Data for this exercise
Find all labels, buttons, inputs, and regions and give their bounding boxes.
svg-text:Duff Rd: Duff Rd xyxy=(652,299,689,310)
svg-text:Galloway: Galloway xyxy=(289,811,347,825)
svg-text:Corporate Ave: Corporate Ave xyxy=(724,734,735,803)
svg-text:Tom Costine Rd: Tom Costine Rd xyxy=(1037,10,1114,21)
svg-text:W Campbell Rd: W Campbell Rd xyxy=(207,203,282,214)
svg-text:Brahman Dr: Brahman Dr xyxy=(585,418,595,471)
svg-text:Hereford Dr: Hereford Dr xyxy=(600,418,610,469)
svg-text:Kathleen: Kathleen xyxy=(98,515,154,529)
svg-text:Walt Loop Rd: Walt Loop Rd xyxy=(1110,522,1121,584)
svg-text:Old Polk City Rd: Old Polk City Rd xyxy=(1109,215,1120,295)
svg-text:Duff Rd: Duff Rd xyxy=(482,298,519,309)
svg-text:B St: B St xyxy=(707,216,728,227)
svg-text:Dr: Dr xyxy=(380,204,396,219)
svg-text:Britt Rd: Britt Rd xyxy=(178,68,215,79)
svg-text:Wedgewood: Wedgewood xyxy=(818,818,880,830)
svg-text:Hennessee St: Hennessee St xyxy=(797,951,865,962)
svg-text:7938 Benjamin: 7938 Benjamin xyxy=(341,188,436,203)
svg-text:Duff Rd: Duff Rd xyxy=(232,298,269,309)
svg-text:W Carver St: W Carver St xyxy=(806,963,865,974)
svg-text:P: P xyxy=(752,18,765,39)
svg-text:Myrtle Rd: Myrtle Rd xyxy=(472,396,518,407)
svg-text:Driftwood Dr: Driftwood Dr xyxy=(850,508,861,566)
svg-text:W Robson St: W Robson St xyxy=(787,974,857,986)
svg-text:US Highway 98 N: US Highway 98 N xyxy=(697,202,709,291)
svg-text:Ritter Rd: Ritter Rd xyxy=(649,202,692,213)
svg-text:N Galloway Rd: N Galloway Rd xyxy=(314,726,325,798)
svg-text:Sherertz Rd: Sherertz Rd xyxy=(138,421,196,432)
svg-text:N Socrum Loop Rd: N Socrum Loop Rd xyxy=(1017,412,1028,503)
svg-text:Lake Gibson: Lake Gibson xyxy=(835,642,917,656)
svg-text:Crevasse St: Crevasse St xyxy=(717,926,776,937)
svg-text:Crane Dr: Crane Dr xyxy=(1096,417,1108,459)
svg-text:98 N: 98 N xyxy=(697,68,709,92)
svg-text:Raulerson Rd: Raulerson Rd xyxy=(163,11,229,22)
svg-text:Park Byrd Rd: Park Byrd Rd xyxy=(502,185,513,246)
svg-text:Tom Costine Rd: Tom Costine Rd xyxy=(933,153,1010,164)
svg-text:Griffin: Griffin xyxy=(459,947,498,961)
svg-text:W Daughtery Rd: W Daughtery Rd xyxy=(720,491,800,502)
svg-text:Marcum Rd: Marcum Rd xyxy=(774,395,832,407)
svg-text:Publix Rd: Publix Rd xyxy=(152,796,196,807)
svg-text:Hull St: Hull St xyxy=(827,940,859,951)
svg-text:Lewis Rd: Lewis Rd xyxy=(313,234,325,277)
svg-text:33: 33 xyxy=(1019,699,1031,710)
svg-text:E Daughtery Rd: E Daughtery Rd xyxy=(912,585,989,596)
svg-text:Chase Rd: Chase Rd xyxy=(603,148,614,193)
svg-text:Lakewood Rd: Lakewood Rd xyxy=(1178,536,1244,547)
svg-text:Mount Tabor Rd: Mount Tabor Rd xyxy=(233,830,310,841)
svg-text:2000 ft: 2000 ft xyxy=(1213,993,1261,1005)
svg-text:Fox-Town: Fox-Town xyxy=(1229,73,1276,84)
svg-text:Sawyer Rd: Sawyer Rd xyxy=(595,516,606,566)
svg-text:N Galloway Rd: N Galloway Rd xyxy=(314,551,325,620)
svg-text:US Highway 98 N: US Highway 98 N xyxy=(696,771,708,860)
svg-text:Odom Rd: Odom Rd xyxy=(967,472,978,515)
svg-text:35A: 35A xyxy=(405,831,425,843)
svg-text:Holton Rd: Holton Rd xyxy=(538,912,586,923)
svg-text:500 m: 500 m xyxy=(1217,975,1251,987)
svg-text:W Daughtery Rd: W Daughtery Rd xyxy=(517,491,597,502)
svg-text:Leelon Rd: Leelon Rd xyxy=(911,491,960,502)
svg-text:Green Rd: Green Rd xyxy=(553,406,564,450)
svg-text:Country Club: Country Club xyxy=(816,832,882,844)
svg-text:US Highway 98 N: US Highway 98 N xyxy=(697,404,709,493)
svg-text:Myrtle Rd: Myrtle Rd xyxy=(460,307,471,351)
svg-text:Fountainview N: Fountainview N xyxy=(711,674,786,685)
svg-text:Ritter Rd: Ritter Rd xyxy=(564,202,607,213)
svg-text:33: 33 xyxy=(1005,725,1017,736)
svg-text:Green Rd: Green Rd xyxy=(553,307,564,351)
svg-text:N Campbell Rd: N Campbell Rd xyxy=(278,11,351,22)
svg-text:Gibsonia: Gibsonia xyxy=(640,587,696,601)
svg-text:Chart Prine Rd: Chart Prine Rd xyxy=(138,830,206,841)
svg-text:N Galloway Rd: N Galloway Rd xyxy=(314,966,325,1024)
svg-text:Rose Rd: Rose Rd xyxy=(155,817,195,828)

What this task involves
Write out every line above, word for word, without changing anything.

Result
Find all labels, buttons, inputs, and regions and give their bounding boxes.
svg-text:Duff Rd: Duff Rd xyxy=(652,299,689,310)
svg-text:Galloway: Galloway xyxy=(289,811,347,825)
svg-text:Corporate Ave: Corporate Ave xyxy=(724,734,735,803)
svg-text:Tom Costine Rd: Tom Costine Rd xyxy=(1037,10,1114,21)
svg-text:W Campbell Rd: W Campbell Rd xyxy=(207,203,282,214)
svg-text:Brahman Dr: Brahman Dr xyxy=(585,418,595,471)
svg-text:Hereford Dr: Hereford Dr xyxy=(600,418,610,469)
svg-text:Kathleen: Kathleen xyxy=(98,515,154,529)
svg-text:Walt Loop Rd: Walt Loop Rd xyxy=(1110,522,1121,584)
svg-text:Old Polk City Rd: Old Polk City Rd xyxy=(1109,215,1120,295)
svg-text:Duff Rd: Duff Rd xyxy=(482,298,519,309)
svg-text:B St: B St xyxy=(707,216,728,227)
svg-text:Dr: Dr xyxy=(380,204,396,219)
svg-text:Britt Rd: Britt Rd xyxy=(178,68,215,79)
svg-text:Wedgewood: Wedgewood xyxy=(818,818,880,830)
svg-text:Hennessee St: Hennessee St xyxy=(797,951,865,962)
svg-text:7938 Benjamin: 7938 Benjamin xyxy=(341,188,436,203)
svg-text:Duff Rd: Duff Rd xyxy=(232,298,269,309)
svg-text:W Carver St: W Carver St xyxy=(806,963,865,974)
svg-text:P: P xyxy=(752,18,765,39)
svg-text:Myrtle Rd: Myrtle Rd xyxy=(472,396,518,407)
svg-text:Driftwood Dr: Driftwood Dr xyxy=(850,508,861,566)
svg-text:W Robson St: W Robson St xyxy=(787,974,857,986)
svg-text:US Highway 98 N: US Highway 98 N xyxy=(697,202,709,291)
svg-text:Ritter Rd: Ritter Rd xyxy=(649,202,692,213)
svg-text:N Galloway Rd: N Galloway Rd xyxy=(314,726,325,798)
svg-text:Sherertz Rd: Sherertz Rd xyxy=(138,421,196,432)
svg-text:N Socrum Loop Rd: N Socrum Loop Rd xyxy=(1017,412,1028,503)
svg-text:Lake Gibson: Lake Gibson xyxy=(835,642,917,656)
svg-text:Crevasse St: Crevasse St xyxy=(717,926,776,937)
svg-text:Crane Dr: Crane Dr xyxy=(1096,417,1108,459)
svg-text:98 N: 98 N xyxy=(697,68,709,92)
svg-text:Raulerson Rd: Raulerson Rd xyxy=(163,11,229,22)
svg-text:Park Byrd Rd: Park Byrd Rd xyxy=(502,185,513,246)
svg-text:Tom Costine Rd: Tom Costine Rd xyxy=(933,153,1010,164)
svg-text:Griffin: Griffin xyxy=(459,947,498,961)
svg-text:W Daughtery Rd: W Daughtery Rd xyxy=(720,491,800,502)
svg-text:Marcum Rd: Marcum Rd xyxy=(774,395,832,407)
svg-text:Publix Rd: Publix Rd xyxy=(152,796,196,807)
svg-text:Hull St: Hull St xyxy=(827,940,859,951)
svg-text:Lewis Rd: Lewis Rd xyxy=(313,234,325,277)
svg-text:33: 33 xyxy=(1019,699,1031,710)
svg-text:E Daughtery Rd: E Daughtery Rd xyxy=(912,585,989,596)
svg-text:Chase Rd: Chase Rd xyxy=(603,148,614,193)
svg-text:Lakewood Rd: Lakewood Rd xyxy=(1178,536,1244,547)
svg-text:Mount Tabor Rd: Mount Tabor Rd xyxy=(233,830,310,841)
svg-text:2000 ft: 2000 ft xyxy=(1213,993,1261,1005)
svg-text:Fox-Town: Fox-Town xyxy=(1229,73,1276,84)
svg-text:Sawyer Rd: Sawyer Rd xyxy=(595,516,606,566)
svg-text:N Galloway Rd: N Galloway Rd xyxy=(314,551,325,620)
svg-text:US Highway 98 N: US Highway 98 N xyxy=(696,771,708,860)
svg-text:Odom Rd: Odom Rd xyxy=(967,472,978,515)
svg-text:35A: 35A xyxy=(405,831,425,843)
svg-text:Holton Rd: Holton Rd xyxy=(538,912,586,923)
svg-text:500 m: 500 m xyxy=(1217,975,1251,987)
svg-text:W Daughtery Rd: W Daughtery Rd xyxy=(517,491,597,502)
svg-text:Leelon Rd: Leelon Rd xyxy=(911,491,960,502)
svg-text:Green Rd: Green Rd xyxy=(553,406,564,450)
svg-text:Country Club: Country Club xyxy=(816,832,882,844)
svg-text:US Highway 98 N: US Highway 98 N xyxy=(697,404,709,493)
svg-text:Myrtle Rd: Myrtle Rd xyxy=(460,307,471,351)
svg-text:Fountainview N: Fountainview N xyxy=(711,674,786,685)
svg-text:Ritter Rd: Ritter Rd xyxy=(564,202,607,213)
svg-text:33: 33 xyxy=(1005,725,1017,736)
svg-text:Green Rd: Green Rd xyxy=(553,307,564,351)
svg-text:N Campbell Rd: N Campbell Rd xyxy=(278,11,351,22)
svg-text:Gibsonia: Gibsonia xyxy=(640,587,696,601)
svg-text:Chart Prine Rd: Chart Prine Rd xyxy=(138,830,206,841)
svg-text:N Galloway Rd: N Galloway Rd xyxy=(314,966,325,1024)
svg-text:Rose Rd: Rose Rd xyxy=(155,817,195,828)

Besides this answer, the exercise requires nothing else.